>> start

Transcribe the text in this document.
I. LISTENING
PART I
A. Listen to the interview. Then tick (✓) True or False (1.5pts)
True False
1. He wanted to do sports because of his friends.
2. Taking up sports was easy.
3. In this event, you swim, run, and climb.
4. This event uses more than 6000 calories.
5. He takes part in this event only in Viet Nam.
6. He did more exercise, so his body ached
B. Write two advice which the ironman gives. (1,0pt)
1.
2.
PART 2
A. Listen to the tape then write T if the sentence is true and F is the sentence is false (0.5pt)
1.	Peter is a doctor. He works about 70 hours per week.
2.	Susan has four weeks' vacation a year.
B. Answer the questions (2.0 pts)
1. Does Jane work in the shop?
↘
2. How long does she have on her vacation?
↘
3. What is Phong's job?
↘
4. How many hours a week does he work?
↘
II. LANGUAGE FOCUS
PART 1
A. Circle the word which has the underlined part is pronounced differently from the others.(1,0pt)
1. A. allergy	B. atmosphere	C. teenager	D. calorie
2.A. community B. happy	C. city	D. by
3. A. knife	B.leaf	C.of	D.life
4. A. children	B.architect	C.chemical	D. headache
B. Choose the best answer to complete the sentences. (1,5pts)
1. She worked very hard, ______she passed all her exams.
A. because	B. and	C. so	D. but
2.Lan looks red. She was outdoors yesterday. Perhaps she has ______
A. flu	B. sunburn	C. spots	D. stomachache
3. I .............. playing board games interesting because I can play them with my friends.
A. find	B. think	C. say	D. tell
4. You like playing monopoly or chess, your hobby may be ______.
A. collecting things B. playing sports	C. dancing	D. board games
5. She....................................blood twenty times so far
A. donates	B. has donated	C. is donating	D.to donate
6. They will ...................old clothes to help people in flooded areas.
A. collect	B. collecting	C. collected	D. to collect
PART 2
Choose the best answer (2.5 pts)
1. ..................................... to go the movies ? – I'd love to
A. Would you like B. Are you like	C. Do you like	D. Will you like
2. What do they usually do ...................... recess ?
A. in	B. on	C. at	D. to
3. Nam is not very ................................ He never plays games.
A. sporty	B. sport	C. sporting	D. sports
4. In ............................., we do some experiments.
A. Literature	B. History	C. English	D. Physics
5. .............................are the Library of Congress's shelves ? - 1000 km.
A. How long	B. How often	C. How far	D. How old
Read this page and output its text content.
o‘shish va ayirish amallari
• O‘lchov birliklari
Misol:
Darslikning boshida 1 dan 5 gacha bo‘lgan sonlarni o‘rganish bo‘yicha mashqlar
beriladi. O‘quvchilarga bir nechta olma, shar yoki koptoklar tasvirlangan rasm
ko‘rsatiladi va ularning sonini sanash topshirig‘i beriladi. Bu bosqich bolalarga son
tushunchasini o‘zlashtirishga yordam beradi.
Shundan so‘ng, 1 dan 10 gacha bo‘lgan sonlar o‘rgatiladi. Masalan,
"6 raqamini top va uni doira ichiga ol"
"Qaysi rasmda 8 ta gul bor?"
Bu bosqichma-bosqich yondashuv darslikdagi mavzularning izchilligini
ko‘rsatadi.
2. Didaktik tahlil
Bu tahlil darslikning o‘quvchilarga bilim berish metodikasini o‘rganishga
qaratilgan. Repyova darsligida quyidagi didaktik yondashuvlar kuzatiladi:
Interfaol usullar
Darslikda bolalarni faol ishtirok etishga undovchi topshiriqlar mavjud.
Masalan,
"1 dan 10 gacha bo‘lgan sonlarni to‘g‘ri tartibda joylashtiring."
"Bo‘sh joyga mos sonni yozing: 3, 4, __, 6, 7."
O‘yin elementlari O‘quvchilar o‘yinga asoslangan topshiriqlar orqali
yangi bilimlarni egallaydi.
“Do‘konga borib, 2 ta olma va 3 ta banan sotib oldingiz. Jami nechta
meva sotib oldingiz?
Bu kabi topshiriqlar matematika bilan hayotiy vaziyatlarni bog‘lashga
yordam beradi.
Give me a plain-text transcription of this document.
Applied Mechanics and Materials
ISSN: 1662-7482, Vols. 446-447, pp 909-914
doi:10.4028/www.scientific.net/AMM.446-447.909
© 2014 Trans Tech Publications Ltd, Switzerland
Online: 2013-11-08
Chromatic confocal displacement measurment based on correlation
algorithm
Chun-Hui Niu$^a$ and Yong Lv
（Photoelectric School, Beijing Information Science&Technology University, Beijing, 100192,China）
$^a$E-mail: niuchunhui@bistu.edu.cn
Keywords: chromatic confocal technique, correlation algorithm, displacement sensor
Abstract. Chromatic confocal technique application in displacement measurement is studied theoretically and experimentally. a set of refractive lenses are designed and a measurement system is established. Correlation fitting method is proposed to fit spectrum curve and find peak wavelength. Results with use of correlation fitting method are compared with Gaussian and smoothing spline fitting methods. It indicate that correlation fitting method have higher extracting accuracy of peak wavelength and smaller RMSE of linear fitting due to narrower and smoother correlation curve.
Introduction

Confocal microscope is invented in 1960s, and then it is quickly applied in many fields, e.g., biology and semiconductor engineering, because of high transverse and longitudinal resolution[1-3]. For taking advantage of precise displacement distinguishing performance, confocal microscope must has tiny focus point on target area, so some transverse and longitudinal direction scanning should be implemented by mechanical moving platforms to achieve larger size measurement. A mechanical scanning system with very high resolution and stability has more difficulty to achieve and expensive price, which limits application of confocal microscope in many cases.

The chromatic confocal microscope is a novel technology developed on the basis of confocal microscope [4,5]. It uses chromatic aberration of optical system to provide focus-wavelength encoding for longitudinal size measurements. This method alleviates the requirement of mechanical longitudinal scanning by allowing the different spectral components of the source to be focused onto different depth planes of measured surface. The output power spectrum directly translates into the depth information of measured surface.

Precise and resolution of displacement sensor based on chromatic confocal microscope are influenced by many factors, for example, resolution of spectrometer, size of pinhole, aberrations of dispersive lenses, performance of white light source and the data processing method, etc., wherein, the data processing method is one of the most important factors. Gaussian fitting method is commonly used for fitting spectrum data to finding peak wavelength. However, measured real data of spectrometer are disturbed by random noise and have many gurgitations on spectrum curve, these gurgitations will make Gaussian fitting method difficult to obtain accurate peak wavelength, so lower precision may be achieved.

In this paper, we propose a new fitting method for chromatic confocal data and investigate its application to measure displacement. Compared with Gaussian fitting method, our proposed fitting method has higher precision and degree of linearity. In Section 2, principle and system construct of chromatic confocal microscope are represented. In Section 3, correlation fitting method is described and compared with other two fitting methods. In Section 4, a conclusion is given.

>> end

### YOUR OBJECTIVE
Read through the entries and copy each line in which "beriladi" appears.

### REPLY
beriladi. O‘quvchilarga bir nechta olma, shar yoki koptoklar tasvirlangan rasm
ko‘rsatiladi va ularning sonini sanash topshirig‘i beriladi. Bu bosqich bolalarga son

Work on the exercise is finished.